### [TASK DETAILS]
Your task is to restate the data word for word.

### [RECORDS]
::::

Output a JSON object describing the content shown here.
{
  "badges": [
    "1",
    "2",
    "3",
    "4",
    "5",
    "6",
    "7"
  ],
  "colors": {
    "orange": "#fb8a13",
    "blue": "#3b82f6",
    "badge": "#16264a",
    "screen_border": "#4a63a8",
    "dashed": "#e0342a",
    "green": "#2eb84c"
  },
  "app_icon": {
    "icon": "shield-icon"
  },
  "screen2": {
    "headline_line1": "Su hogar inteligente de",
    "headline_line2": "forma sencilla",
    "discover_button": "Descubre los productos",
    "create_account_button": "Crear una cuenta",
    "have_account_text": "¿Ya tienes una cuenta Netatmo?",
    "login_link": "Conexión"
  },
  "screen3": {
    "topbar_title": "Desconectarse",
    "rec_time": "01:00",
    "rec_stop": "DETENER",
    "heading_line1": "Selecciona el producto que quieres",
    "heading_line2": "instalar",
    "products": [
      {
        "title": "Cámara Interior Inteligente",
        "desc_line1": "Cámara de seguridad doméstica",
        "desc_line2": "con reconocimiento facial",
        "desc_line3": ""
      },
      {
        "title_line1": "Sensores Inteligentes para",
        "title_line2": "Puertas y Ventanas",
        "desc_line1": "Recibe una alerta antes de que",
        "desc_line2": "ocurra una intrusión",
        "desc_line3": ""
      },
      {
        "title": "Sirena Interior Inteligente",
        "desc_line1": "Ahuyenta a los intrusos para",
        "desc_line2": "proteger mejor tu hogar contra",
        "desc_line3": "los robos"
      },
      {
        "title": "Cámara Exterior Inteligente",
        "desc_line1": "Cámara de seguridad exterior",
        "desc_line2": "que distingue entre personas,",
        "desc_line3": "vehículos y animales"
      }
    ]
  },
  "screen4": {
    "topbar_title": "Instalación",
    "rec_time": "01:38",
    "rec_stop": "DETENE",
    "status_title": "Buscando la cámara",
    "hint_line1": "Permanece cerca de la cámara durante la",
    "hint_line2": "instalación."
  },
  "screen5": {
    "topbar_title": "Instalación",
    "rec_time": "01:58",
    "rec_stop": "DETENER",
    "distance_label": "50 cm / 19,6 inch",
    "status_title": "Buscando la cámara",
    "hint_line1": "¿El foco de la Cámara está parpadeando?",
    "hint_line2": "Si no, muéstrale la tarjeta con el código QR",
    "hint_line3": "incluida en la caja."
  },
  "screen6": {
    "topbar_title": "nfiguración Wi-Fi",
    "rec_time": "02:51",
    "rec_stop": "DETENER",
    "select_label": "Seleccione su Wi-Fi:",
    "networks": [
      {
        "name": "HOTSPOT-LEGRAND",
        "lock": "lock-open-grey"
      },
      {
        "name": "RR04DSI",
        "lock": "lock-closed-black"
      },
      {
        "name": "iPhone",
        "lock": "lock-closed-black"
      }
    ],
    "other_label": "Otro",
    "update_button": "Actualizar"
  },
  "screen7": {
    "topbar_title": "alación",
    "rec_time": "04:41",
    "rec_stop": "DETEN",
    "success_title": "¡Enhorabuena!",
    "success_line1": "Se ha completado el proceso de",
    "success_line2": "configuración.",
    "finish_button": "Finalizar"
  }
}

::::

### [EXERCISE ANSWER]
Output a JSON object describing the content shown here.
{
  "badges": [
    "1",
    "2",
    "3",
    "4",
    "5",
    "6",
    "7"
  ],
  "colors": {
    "orange": "#fb8a13",
    "blue": "#3b82f6",
    "badge": "#16264a",
    "screen_border": "#4a63a8",
    "dashed": "#e0342a",
    "green": "#2eb84c"
  },
  "app_icon": {
    "icon": "shield-icon"
  },
  "screen2": {
    "headline_line1": "Su hogar inteligente de",
    "headline_line2": "forma sencilla",
    "discover_button": "Descubre los productos",
    "create_account_button": "Crear una cuenta",
    "have_account_text": "¿Ya tienes una cuenta Netatmo?",
    "login_link": "Conexión"
  },
  "screen3": {
    "topbar_title": "Desconectarse",
    "rec_time": "01:00",
    "rec_stop": "DETENER",
    "heading_line1": "Selecciona el producto que quieres",
    "heading_line2": "instalar",
    "products": [
      {
        "title": "Cámara Interior Inteligente",
        "desc_line1": "Cámara de seguridad doméstica",
        "desc_line2": "con reconocimiento facial",
        "desc_line3": ""
      },
      {
        "title_line1": "Sensores Inteligentes para",
        "title_line2": "Puertas y Ventanas",
        "desc_line1": "Recibe una alerta antes de que",
        "desc_line2": "ocurra una intrusión",
        "desc_line3": ""
      },
      {
        "title": "Sirena Interior Inteligente",
        "desc_line1": "Ahuyenta a los intrusos para",
        "desc_line2": "proteger mejor tu hogar contra",
        "desc_line3": "los robos"
      },
      {
        "title": "Cámara Exterior Inteligente",
        "desc_line1": "Cámara de seguridad exterior",
        "desc_line2": "que distingue entre personas,",
        "desc_line3": "vehículos y animales"
      }
    ]
  },
  "screen4": {
    "topbar_title": "Instalación",
    "rec_time": "01:38",
    "rec_stop": "DETENE",
    "status_title": "Buscando la cámara",
    "hint_line1": "Permanece cerca de la cámara durante la",
    "hint_line2": "instalación."
  },
  "screen5": {
    "topbar_title": "Instalación",
    "rec_time": "01:58",
    "rec_stop": "DETENER",
    "distance_label": "50 cm / 19,6 inch",
    "status_title": "Buscando la cámara",
    "hint_line1": "¿El foco de la Cámara está parpadeando?",
    "hint_line2": "Si no, muéstrale la tarjeta con el código QR",
    "hint_line3": "incluida en la caja."
  },
  "screen6": {
    "topbar_title": "nfiguración Wi-Fi",
    "rec_time": "02:51",
    "rec_stop": "DETENER",
    "select_label": "Seleccione su Wi-Fi:",
    "networks": [
      {
        "name": "HOTSPOT-LEGRAND",
        "lock": "lock-open-grey"
      },
      {
        "name": "RR04DSI",
        "lock": "lock-closed-black"
      },
      {
        "name": "iPhone",
        "lock": "lock-closed-black"
      }
    ],
    "other_label": "Otro",
    "update_button": "Actualizar"
  },
  "screen7": {
    "topbar_title": "alación",
    "rec_time": "04:41",
    "rec_stop": "DETEN",
    "success_title": "¡Enhorabuena!",
    "success_line1": "Se ha completado el proceso de",
    "success_line2": "configuración.",
    "finish_button": "Finalizar"
  }
}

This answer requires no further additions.